Data listing -
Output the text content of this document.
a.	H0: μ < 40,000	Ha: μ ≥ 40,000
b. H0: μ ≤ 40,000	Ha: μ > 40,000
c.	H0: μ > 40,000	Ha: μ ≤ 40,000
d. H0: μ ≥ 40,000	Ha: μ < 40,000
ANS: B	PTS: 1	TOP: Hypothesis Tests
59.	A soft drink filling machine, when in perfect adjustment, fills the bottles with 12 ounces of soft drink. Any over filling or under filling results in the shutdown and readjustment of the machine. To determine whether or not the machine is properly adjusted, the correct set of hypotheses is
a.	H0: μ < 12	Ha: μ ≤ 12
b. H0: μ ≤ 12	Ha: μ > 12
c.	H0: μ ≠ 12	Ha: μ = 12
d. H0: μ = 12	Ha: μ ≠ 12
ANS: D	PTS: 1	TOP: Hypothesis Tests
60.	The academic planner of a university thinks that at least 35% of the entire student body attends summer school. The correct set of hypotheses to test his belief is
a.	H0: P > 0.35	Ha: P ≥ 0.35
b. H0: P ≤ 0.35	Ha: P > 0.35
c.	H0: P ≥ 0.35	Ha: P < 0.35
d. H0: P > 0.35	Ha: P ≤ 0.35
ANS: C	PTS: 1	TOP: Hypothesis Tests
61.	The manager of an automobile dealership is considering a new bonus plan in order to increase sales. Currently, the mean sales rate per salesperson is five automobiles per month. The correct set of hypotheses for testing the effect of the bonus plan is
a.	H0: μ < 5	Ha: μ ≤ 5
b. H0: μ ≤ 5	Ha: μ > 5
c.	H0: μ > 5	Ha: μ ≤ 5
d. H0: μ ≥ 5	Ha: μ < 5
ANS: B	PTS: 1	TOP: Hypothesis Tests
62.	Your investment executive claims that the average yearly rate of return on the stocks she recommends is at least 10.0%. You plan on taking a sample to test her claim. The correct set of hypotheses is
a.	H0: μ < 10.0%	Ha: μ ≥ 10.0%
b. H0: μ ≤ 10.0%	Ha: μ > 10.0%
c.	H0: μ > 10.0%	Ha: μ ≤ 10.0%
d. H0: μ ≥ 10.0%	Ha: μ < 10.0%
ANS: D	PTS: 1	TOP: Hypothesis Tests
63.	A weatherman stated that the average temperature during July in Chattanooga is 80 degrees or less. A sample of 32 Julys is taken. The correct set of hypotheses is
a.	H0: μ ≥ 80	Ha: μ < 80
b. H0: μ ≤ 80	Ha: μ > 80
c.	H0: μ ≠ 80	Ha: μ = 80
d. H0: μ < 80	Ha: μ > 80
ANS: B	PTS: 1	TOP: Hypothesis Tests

==

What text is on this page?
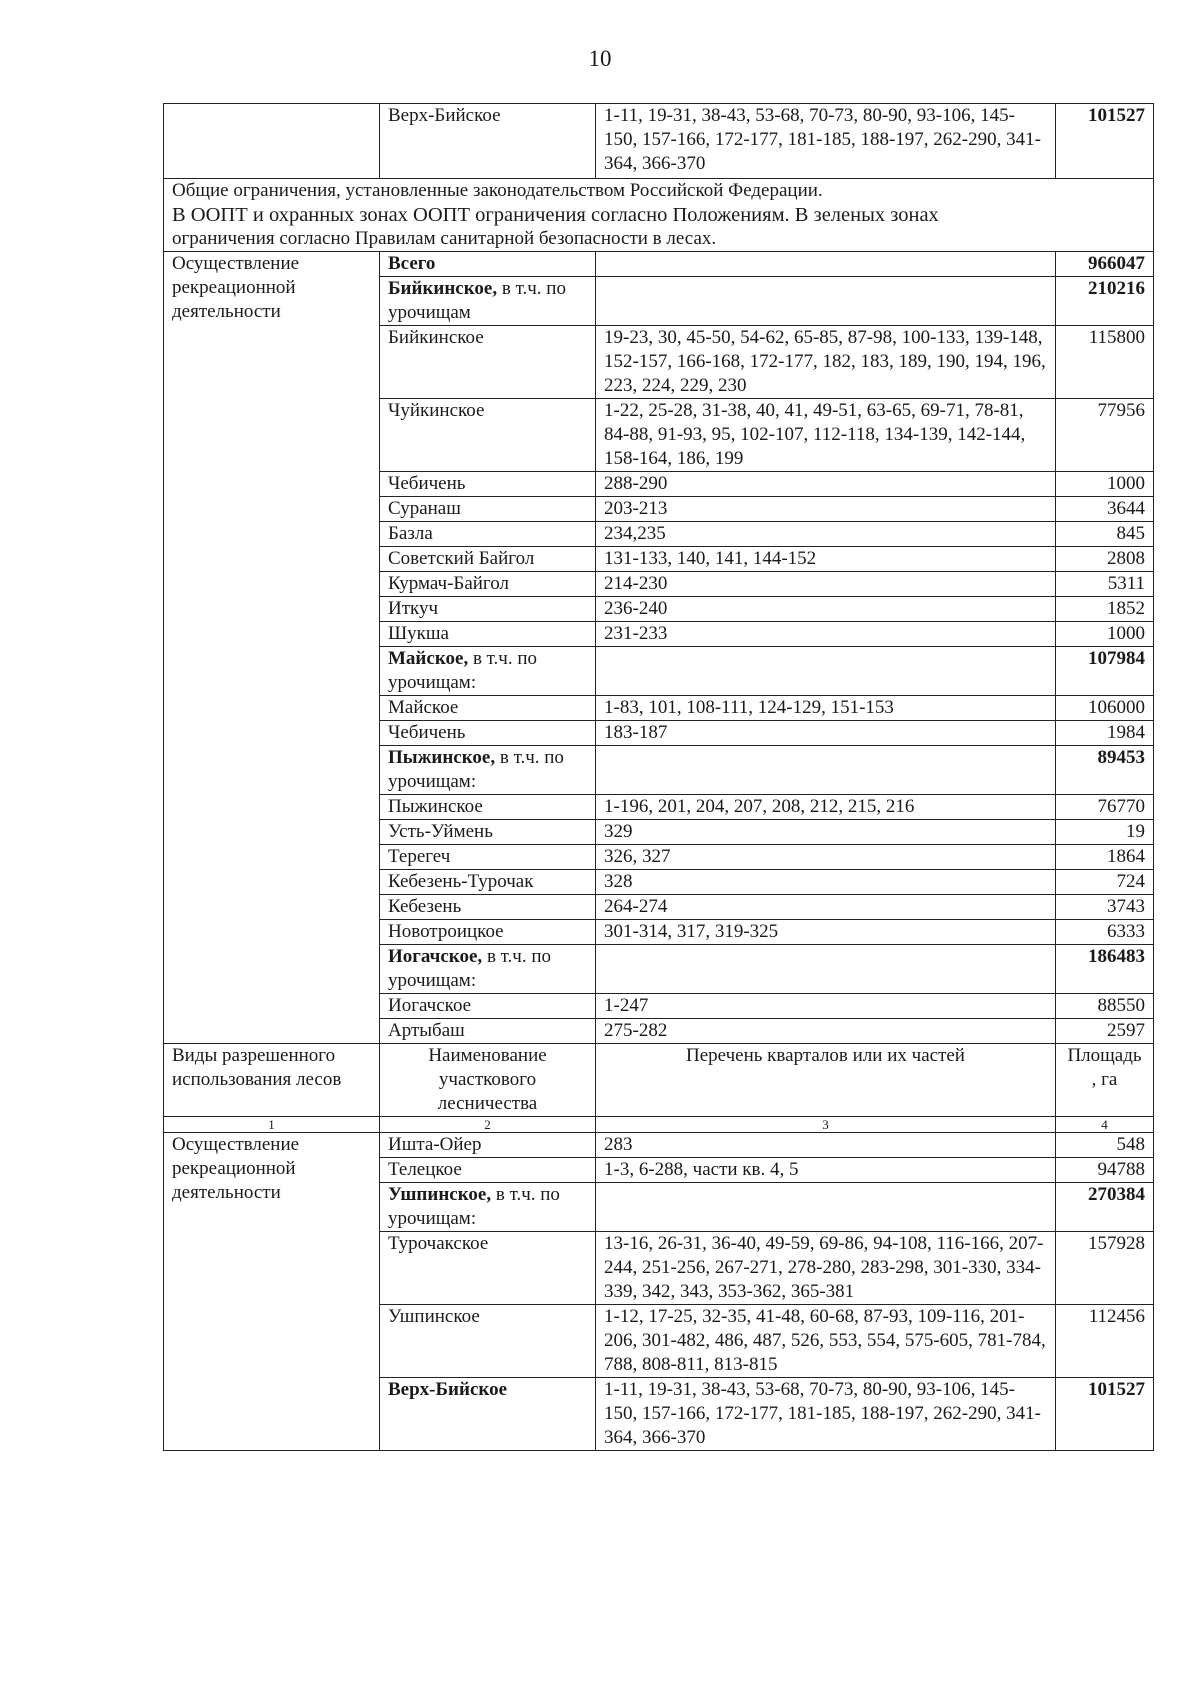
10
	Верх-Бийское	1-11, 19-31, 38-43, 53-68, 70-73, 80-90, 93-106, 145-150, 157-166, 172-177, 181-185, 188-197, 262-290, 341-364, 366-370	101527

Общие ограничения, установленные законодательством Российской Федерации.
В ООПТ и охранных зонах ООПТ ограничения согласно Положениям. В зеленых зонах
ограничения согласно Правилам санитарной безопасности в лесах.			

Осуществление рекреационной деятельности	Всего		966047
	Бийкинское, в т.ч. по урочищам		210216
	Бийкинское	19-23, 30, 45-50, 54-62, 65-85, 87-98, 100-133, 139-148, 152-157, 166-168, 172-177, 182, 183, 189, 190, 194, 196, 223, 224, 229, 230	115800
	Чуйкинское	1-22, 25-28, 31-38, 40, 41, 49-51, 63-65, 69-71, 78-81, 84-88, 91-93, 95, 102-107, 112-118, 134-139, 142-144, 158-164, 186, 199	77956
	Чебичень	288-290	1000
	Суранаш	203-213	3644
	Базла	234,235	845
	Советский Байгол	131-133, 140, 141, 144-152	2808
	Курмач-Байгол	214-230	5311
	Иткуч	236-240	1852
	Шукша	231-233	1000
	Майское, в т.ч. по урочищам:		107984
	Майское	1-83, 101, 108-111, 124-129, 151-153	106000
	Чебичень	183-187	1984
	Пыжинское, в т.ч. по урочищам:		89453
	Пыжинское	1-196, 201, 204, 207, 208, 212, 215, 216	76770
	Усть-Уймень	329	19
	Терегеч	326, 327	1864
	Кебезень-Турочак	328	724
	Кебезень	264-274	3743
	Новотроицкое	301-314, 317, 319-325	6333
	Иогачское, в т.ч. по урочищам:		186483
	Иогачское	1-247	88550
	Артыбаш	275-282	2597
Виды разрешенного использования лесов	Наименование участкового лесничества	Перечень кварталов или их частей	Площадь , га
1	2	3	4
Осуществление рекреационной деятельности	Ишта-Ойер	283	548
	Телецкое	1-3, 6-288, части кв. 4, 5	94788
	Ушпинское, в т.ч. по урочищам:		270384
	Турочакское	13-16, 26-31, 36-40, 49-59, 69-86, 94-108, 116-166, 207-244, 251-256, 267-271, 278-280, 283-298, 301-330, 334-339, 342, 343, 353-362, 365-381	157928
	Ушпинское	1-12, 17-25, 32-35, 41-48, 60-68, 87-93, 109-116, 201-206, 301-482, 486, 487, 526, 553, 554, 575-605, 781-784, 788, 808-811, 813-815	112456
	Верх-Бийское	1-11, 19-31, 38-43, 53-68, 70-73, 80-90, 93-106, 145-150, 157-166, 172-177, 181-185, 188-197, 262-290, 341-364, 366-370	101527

What is required - Where a line above includes "Иогачское", copy that line.

Result -
	Иогачское, в т.ч. по урочищам:		186483
	Иогачское	1-247	88550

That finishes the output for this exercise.